**What you have to do**.
Write out the whole listing again, exactly as given.
### Records for this task
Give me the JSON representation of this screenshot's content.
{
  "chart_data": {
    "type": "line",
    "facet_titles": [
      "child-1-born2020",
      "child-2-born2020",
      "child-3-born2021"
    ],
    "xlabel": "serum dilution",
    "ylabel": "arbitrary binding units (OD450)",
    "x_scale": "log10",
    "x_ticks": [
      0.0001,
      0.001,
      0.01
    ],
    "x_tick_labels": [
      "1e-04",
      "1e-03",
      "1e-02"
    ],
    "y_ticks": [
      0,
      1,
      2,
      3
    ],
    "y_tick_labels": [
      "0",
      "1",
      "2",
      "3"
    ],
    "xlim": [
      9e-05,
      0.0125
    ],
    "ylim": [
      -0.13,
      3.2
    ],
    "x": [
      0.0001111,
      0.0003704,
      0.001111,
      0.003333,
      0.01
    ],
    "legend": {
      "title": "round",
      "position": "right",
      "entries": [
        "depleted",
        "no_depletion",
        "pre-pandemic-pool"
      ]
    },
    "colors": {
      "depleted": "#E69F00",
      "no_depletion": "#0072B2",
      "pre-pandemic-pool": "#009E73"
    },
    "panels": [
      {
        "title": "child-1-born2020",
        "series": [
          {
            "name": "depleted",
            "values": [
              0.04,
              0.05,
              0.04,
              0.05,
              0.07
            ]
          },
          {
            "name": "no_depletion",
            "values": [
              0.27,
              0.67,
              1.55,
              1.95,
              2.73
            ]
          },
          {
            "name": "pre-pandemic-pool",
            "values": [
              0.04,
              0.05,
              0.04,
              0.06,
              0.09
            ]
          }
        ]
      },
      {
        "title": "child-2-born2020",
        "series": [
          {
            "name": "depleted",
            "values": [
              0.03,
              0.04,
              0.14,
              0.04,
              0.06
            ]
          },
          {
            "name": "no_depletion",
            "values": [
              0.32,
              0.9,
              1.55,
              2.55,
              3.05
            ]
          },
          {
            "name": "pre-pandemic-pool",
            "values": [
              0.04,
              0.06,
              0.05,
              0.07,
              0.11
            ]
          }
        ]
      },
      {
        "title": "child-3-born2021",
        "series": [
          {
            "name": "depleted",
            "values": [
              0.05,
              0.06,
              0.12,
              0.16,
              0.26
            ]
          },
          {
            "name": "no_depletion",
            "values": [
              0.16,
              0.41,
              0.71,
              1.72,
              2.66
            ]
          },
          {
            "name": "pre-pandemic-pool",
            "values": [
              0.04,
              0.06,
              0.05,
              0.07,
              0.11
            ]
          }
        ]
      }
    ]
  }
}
######
**Final result**.
Give me the JSON representation of this screenshot's content.
{
  "chart_data": {
    "type": "line",
    "facet_titles": [
      "child-1-born2020",
      "child-2-born2020",
      "child-3-born2021"
    ],
    "xlabel": "serum dilution",
    "ylabel": "arbitrary binding units (OD450)",
    "x_scale": "log10",
    "x_ticks": [
      0.0001,
      0.001,
      0.01
    ],
    "x_tick_labels": [
      "1e-04",
      "1e-03",
      "1e-02"
    ],
    "y_ticks": [
      0,
      1,
      2,
      3
    ],
    "y_tick_labels": [
      "0",
      "1",
      "2",
      "3"
    ],
    "xlim": [
      9e-05,
      0.0125
    ],
    "ylim": [
      -0.13,
      3.2
    ],
    "x": [
      0.0001111,
      0.0003704,
      0.001111,
      0.003333,
      0.01
    ],
    "legend": {
      "title": "round",
      "position": "right",
      "entries": [
        "depleted",
        "no_depletion",
        "pre-pandemic-pool"
      ]
    },
    "colors": {
      "depleted": "#E69F00",
      "no_depletion": "#0072B2",
      "pre-pandemic-pool": "#009E73"
    },
    "panels": [
      {
        "title": "child-1-born2020",
        "series": [
          {
            "name": "depleted",
            "values": [
              0.04,
              0.05,
              0.04,
              0.05,
              0.07
            ]
          },
          {
            "name": "no_depletion",
            "values": [
              0.27,
              0.67,
              1.55,
              1.95,
              2.73
            ]
          },
          {
            "name": "pre-pandemic-pool",
            "values": [
              0.04,
              0.05,
              0.04,
              0.06,
              0.09
            ]
          }
        ]
      },
      {
        "title": "child-2-born2020",
        "series": [
          {
            "name": "depleted",
            "values": [
              0.03,
              0.04,
              0.14,
              0.04,
              0.06
            ]
          },
          {
            "name": "no_depletion",
            "values": [
              0.32,
              0.9,
              1.55,
              2.55,
              3.05
            ]
          },
          {
            "name": "pre-pandemic-pool",
            "values": [
              0.04,
              0.06,
              0.05,
              0.07,
              0.11
            ]
          }
        ]
      },
      {
        "title": "child-3-born2021",
        "series": [
          {
            "name": "depleted",
            "values": [
              0.05,
              0.06,
              0.12,
              0.16,
              0.26
            ]
          },
          {
            "name": "no_depletion",
            "values": [
              0.16,
              0.41,
              0.71,
              1.72,
              2.66
            ]
          },
          {
            "name": "pre-pandemic-pool",
            "values": [
              0.04,
              0.06,
              0.05,
              0.07,
              0.11
            ]
          }
        ]
      }
    ]
  }
}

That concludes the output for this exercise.